*Passage provided:*
☆ ☆ ☆ ☆
What is a Bad Actor Clause in Online Poker?

You'll see the term 'bad actor clause' mentioned pretty frequently when reading many articles regarding the legalization of Online Poker in the United States, but what does it mean? Basically it is a clause that is placed into bills that legalize, or propose to legalize online gaming in any given state. The term 'bad actor' refers to any online gaming company that continued to do business after UIGEA (Unlawful Internet Gambling Enforcement Act) was passed in 2006. The decision to place a bad actor clause in any bill is up to each individual state and of the three states that have so far legalized online gambling in various forms all have different bad actor clauses.

It’s worth pointing out that offshore online poker rooms that accept US players, those such as BetOnline Poker are not in any way attempting to enter the states in the US that are, or are attempting to, regulate online poker, in fact many US poker rooms will now no longer accept players from states, such as New Jersey where online poker is regulated, however players from all other states are welcome.
☆ ☆ ☆ ☆
*Record extracts:*
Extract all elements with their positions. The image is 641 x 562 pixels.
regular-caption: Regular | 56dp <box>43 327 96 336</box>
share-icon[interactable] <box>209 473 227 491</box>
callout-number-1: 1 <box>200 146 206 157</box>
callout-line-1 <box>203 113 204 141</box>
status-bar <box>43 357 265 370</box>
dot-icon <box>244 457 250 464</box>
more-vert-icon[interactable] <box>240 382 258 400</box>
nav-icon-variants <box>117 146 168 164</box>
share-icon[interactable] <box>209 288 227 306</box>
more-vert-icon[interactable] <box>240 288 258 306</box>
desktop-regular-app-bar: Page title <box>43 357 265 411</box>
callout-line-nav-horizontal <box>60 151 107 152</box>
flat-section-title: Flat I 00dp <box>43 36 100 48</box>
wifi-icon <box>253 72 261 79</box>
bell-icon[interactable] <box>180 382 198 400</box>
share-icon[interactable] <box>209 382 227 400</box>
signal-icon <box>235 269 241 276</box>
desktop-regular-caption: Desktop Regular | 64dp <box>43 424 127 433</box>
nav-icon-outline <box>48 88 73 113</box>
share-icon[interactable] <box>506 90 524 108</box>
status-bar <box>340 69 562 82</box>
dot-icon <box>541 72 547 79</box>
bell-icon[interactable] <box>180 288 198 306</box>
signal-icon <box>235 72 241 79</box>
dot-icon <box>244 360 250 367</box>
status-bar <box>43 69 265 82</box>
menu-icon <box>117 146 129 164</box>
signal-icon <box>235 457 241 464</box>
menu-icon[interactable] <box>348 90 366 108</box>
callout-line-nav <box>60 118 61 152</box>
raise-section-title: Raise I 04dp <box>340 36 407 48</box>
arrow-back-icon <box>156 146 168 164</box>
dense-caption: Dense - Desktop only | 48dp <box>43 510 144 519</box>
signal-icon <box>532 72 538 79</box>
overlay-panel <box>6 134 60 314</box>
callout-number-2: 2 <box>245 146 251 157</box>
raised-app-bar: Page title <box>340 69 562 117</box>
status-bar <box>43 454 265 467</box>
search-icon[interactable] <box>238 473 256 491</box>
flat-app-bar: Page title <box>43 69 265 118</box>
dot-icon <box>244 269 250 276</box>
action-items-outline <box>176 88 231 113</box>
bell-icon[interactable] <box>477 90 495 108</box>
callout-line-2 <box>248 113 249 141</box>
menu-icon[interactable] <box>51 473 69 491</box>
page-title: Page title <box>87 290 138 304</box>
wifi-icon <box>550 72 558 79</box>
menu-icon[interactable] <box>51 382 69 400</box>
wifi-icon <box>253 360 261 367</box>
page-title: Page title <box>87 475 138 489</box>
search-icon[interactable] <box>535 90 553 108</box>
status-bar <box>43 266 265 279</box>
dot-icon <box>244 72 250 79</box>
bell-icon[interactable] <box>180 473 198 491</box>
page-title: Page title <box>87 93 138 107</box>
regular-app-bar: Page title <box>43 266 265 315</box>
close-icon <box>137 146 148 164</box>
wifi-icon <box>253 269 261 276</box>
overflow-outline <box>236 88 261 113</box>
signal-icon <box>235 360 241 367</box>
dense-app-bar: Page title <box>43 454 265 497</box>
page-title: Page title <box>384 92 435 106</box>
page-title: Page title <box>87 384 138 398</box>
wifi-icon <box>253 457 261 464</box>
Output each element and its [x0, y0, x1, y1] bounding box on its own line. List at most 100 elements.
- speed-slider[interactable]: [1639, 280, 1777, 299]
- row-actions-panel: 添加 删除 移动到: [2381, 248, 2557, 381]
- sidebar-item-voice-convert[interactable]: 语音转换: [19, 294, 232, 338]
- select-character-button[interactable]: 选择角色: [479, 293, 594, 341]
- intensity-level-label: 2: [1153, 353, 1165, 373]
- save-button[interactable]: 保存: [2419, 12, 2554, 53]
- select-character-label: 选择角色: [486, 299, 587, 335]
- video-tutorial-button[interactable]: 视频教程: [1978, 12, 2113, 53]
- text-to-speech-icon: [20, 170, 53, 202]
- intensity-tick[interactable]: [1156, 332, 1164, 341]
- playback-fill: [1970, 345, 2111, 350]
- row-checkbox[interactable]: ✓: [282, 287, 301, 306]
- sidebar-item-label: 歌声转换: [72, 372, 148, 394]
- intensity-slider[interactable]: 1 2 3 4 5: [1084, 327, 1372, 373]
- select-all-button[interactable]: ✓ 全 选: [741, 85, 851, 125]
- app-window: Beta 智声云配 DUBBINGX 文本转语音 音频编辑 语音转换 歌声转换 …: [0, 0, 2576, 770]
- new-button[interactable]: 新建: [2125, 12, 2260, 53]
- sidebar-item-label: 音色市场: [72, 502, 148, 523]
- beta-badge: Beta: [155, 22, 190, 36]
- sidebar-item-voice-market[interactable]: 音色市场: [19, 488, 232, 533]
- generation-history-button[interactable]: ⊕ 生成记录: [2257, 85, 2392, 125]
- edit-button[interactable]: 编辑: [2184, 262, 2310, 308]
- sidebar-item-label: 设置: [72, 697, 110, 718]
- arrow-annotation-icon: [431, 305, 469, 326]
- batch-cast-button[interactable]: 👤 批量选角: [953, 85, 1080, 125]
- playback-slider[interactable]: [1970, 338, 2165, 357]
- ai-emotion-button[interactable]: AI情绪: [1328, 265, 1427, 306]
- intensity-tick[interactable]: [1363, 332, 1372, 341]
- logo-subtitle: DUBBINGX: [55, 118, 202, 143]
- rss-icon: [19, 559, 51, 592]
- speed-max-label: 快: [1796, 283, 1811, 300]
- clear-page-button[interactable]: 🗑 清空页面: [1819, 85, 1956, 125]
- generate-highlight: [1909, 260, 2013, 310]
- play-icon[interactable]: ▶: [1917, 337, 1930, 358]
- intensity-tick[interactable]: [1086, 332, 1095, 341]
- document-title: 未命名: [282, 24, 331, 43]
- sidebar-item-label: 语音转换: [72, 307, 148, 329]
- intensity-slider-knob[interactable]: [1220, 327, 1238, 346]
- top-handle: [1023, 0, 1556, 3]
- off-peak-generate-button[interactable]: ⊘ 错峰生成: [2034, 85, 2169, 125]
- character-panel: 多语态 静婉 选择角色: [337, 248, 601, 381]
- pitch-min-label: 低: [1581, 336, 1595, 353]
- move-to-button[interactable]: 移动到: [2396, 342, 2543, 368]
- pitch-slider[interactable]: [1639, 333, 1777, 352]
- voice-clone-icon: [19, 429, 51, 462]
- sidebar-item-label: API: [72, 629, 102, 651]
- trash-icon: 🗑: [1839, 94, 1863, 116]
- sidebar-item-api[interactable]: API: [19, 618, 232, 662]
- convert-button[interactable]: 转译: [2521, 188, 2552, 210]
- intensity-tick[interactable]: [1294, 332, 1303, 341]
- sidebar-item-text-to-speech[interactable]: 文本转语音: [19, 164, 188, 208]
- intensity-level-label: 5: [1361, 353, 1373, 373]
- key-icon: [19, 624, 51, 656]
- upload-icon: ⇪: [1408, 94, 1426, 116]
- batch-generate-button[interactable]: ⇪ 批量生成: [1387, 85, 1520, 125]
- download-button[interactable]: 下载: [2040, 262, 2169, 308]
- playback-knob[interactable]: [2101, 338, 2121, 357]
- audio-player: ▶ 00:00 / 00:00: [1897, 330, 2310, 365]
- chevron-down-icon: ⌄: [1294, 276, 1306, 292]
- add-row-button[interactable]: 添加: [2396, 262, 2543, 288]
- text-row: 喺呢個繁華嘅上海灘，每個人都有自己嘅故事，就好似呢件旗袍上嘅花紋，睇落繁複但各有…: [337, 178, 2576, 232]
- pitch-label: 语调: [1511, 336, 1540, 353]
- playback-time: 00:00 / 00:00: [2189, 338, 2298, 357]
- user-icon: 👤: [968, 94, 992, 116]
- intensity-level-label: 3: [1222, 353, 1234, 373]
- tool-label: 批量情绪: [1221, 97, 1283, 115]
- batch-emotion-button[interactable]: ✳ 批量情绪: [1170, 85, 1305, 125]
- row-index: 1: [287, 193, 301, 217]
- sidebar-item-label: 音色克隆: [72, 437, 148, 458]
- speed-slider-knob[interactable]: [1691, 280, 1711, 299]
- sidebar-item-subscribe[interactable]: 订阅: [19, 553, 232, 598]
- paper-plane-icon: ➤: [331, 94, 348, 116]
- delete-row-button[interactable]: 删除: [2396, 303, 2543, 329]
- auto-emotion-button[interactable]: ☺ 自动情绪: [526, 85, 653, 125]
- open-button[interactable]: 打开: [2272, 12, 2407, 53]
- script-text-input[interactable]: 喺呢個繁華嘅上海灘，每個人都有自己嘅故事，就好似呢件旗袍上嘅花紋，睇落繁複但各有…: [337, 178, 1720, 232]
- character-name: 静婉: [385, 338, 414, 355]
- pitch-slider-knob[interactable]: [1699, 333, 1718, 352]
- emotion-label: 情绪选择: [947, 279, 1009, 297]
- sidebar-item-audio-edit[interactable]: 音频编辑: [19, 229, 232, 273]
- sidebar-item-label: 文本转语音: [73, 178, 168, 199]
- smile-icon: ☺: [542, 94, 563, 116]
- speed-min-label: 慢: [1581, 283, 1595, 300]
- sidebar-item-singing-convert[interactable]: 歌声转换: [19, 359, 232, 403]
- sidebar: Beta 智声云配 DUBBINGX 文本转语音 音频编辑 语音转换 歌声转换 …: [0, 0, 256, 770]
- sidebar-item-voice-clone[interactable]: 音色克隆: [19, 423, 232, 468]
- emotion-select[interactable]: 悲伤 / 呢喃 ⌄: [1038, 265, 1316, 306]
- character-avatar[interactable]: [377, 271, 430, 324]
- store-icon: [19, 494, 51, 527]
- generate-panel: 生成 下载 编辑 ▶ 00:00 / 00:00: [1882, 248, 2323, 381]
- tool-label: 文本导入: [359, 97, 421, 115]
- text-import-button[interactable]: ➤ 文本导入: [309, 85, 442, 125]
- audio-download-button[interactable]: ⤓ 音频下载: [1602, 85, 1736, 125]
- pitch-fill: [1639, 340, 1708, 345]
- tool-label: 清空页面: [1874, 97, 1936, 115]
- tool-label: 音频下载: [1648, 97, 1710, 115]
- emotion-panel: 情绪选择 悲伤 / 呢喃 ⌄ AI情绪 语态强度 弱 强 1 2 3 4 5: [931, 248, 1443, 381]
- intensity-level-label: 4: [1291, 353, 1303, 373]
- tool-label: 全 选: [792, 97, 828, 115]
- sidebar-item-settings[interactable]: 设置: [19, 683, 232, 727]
☆ ☆ ☆ ☆
*Task description:* Rewrite the passage on bad actor clauses between "What is a Bad" and "bad actor clauses.", inclusive, putting "internet gambling" wherever "online gaming" appears. Work only from the passage on bad actor clauses.

*Your response:*
What is a Bad Actor Clause in Online Poker?

You'll see the term 'bad actor clause' mentioned pretty frequently when reading many articles regarding the legalization of Online Poker in the United States, but what does it mean? Basically it is a clause that is placed into bills that legalize, or propose to legalize internet gambling in any given state. The term 'bad actor' refers to any internet gambling company that continued to do business after UIGEA (Unlawful Internet Gambling Enforcement Act) was passed in 2006. The decision to place a bad actor clause in any bill is up to each individual state and of the three states that have so far legalized online gambling in various forms all have different bad actor clauses.